| Given problem |
Retype the full set of records. Keep every character identical.

| Dataset entries |
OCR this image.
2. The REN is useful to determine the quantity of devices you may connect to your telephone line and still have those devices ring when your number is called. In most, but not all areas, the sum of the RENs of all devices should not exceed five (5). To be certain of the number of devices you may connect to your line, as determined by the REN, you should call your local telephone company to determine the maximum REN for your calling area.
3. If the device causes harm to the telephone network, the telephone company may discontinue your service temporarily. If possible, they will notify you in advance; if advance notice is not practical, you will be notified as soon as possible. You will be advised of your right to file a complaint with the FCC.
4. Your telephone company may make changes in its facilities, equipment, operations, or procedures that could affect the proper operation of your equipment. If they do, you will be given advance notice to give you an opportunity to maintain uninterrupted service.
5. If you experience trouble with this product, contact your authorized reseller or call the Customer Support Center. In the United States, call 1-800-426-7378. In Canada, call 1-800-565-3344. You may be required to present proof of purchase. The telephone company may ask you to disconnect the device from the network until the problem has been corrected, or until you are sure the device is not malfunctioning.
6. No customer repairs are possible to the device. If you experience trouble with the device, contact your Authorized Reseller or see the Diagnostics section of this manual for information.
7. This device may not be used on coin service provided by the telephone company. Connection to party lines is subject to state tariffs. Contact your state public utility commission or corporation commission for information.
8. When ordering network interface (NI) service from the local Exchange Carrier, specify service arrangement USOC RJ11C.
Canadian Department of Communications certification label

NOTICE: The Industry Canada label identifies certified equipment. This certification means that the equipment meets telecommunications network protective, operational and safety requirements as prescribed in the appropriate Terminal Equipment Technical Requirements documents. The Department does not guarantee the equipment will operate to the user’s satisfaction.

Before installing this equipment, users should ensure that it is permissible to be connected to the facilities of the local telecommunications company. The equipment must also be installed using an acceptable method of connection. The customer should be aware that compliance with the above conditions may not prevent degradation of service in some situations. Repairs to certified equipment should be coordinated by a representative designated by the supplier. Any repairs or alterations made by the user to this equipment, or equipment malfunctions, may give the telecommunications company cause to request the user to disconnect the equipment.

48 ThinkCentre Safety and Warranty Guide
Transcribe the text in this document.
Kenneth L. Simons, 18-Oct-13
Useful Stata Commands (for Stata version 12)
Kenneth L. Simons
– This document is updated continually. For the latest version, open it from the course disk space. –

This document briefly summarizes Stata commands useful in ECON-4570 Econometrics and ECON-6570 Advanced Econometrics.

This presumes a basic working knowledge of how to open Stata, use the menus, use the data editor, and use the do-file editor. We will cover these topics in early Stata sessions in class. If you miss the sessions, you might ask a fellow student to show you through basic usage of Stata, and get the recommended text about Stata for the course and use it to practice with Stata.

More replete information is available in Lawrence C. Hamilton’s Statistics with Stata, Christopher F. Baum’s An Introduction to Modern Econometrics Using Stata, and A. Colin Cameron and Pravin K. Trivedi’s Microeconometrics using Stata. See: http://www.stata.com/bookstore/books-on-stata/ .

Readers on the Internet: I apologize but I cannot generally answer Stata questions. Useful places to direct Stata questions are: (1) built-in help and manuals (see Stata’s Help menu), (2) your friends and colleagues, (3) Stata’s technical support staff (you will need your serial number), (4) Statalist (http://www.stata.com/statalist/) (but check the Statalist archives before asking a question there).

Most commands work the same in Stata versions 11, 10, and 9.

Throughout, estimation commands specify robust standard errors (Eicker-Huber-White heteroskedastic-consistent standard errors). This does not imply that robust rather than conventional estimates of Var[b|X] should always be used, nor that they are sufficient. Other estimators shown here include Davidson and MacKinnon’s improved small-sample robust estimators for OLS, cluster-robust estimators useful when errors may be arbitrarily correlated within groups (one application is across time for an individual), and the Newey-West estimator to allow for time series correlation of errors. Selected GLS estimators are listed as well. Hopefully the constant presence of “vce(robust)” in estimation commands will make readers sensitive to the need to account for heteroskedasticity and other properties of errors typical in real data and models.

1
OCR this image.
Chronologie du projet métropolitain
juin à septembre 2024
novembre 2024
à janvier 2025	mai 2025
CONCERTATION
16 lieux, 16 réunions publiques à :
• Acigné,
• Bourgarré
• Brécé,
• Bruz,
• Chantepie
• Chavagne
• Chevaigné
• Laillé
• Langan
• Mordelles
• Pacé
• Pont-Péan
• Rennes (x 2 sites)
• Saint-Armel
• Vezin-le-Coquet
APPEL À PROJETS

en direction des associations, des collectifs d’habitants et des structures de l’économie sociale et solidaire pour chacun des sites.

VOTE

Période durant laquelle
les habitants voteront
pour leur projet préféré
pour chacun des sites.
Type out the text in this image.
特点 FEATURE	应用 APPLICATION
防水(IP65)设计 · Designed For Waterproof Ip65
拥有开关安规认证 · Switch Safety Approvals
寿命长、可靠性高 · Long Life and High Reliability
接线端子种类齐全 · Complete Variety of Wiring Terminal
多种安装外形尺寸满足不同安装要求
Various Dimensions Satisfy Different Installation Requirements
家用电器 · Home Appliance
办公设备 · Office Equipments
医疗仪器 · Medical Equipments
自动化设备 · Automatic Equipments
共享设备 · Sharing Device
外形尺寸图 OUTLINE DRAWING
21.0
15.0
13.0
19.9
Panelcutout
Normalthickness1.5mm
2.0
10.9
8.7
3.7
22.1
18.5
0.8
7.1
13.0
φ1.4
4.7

| Output for this exercise |
OCR this image.
2. The REN is useful to determine the quantity of devices you may connect to your telephone line and still have those devices ring when your number is called. In most, but not all areas, the sum of the RENs of all devices should not exceed five (5). To be certain of the number of devices you may connect to your line, as determined by the REN, you should call your local telephone company to determine the maximum REN for your calling area.
3. If the device causes harm to the telephone network, the telephone company may discontinue your service temporarily. If possible, they will notify you in advance; if advance notice is not practical, you will be notified as soon as possible. You will be advised of your right to file a complaint with the FCC.
4. Your telephone company may make changes in its facilities, equipment, operations, or procedures that could affect the proper operation of your equipment. If they do, you will be given advance notice to give you an opportunity to maintain uninterrupted service.
5. If you experience trouble with this product, contact your authorized reseller or call the Customer Support Center. In the United States, call 1-800-426-7378. In Canada, call 1-800-565-3344. You may be required to present proof of purchase. The telephone company may ask you to disconnect the device from the network until the problem has been corrected, or until you are sure the device is not malfunctioning.
6. No customer repairs are possible to the device. If you experience trouble with the device, contact your Authorized Reseller or see the Diagnostics section of this manual for information.
7. This device may not be used on coin service provided by the telephone company. Connection to party lines is subject to state tariffs. Contact your state public utility commission or corporation commission for information.
8. When ordering network interface (NI) service from the local Exchange Carrier, specify service arrangement USOC RJ11C.
Canadian Department of Communications certification label

NOTICE: The Industry Canada label identifies certified equipment. This certification means that the equipment meets telecommunications network protective, operational and safety requirements as prescribed in the appropriate Terminal Equipment Technical Requirements documents. The Department does not guarantee the equipment will operate to the user’s satisfaction.

Before installing this equipment, users should ensure that it is permissible to be connected to the facilities of the local telecommunications company. The equipment must also be installed using an acceptable method of connection. The customer should be aware that compliance with the above conditions may not prevent degradation of service in some situations. Repairs to certified equipment should be coordinated by a representative designated by the supplier. Any repairs or alterations made by the user to this equipment, or equipment malfunctions, may give the telecommunications company cause to request the user to disconnect the equipment.

48 ThinkCentre Safety and Warranty Guide
Transcribe the text in this document.
Kenneth L. Simons, 18-Oct-13
Useful Stata Commands (for Stata version 12)
Kenneth L. Simons
– This document is updated continually. For the latest version, open it from the course disk space. –

This document briefly summarizes Stata commands useful in ECON-4570 Econometrics and ECON-6570 Advanced Econometrics.

This presumes a basic working knowledge of how to open Stata, use the menus, use the data editor, and use the do-file editor. We will cover these topics in early Stata sessions in class. If you miss the sessions, you might ask a fellow student to show you through basic usage of Stata, and get the recommended text about Stata for the course and use it to practice with Stata.

More replete information is available in Lawrence C. Hamilton’s Statistics with Stata, Christopher F. Baum’s An Introduction to Modern Econometrics Using Stata, and A. Colin Cameron and Pravin K. Trivedi’s Microeconometrics using Stata. See: http://www.stata.com/bookstore/books-on-stata/ .

Readers on the Internet: I apologize but I cannot generally answer Stata questions. Useful places to direct Stata questions are: (1) built-in help and manuals (see Stata’s Help menu), (2) your friends and colleagues, (3) Stata’s technical support staff (you will need your serial number), (4) Statalist (http://www.stata.com/statalist/) (but check the Statalist archives before asking a question there).

Most commands work the same in Stata versions 11, 10, and 9.

Throughout, estimation commands specify robust standard errors (Eicker-Huber-White heteroskedastic-consistent standard errors). This does not imply that robust rather than conventional estimates of Var[b|X] should always be used, nor that they are sufficient. Other estimators shown here include Davidson and MacKinnon’s improved small-sample robust estimators for OLS, cluster-robust estimators useful when errors may be arbitrarily correlated within groups (one application is across time for an individual), and the Newey-West estimator to allow for time series correlation of errors. Selected GLS estimators are listed as well. Hopefully the constant presence of “vce(robust)” in estimation commands will make readers sensitive to the need to account for heteroskedasticity and other properties of errors typical in real data and models.

1
OCR this image.
Chronologie du projet métropolitain
juin à septembre 2024
novembre 2024
à janvier 2025	mai 2025
CONCERTATION
16 lieux, 16 réunions publiques à :
• Acigné,
• Bourgarré
• Brécé,
• Bruz,
• Chantepie
• Chavagne
• Chevaigné
• Laillé
• Langan
• Mordelles
• Pacé
• Pont-Péan
• Rennes (x 2 sites)
• Saint-Armel
• Vezin-le-Coquet
APPEL À PROJETS

en direction des associations, des collectifs d’habitants et des structures de l’économie sociale et solidaire pour chacun des sites.

VOTE

Période durant laquelle
les habitants voteront
pour leur projet préféré
pour chacun des sites.
Type out the text in this image.
特点 FEATURE	应用 APPLICATION
防水(IP65)设计 · Designed For Waterproof Ip65
拥有开关安规认证 · Switch Safety Approvals
寿命长、可靠性高 · Long Life and High Reliability
接线端子种类齐全 · Complete Variety of Wiring Terminal
多种安装外形尺寸满足不同安装要求
Various Dimensions Satisfy Different Installation Requirements
家用电器 · Home Appliance
办公设备 · Office Equipments
医疗仪器 · Medical Equipments
自动化设备 · Automatic Equipments
共享设备 · Sharing Device
外形尺寸图 OUTLINE DRAWING
21.0
15.0
13.0
19.9
Panelcutout
Normalthickness1.5mm
2.0
10.9
8.7
3.7
22.1
18.5
0.8
7.1
13.0
φ1.4
4.7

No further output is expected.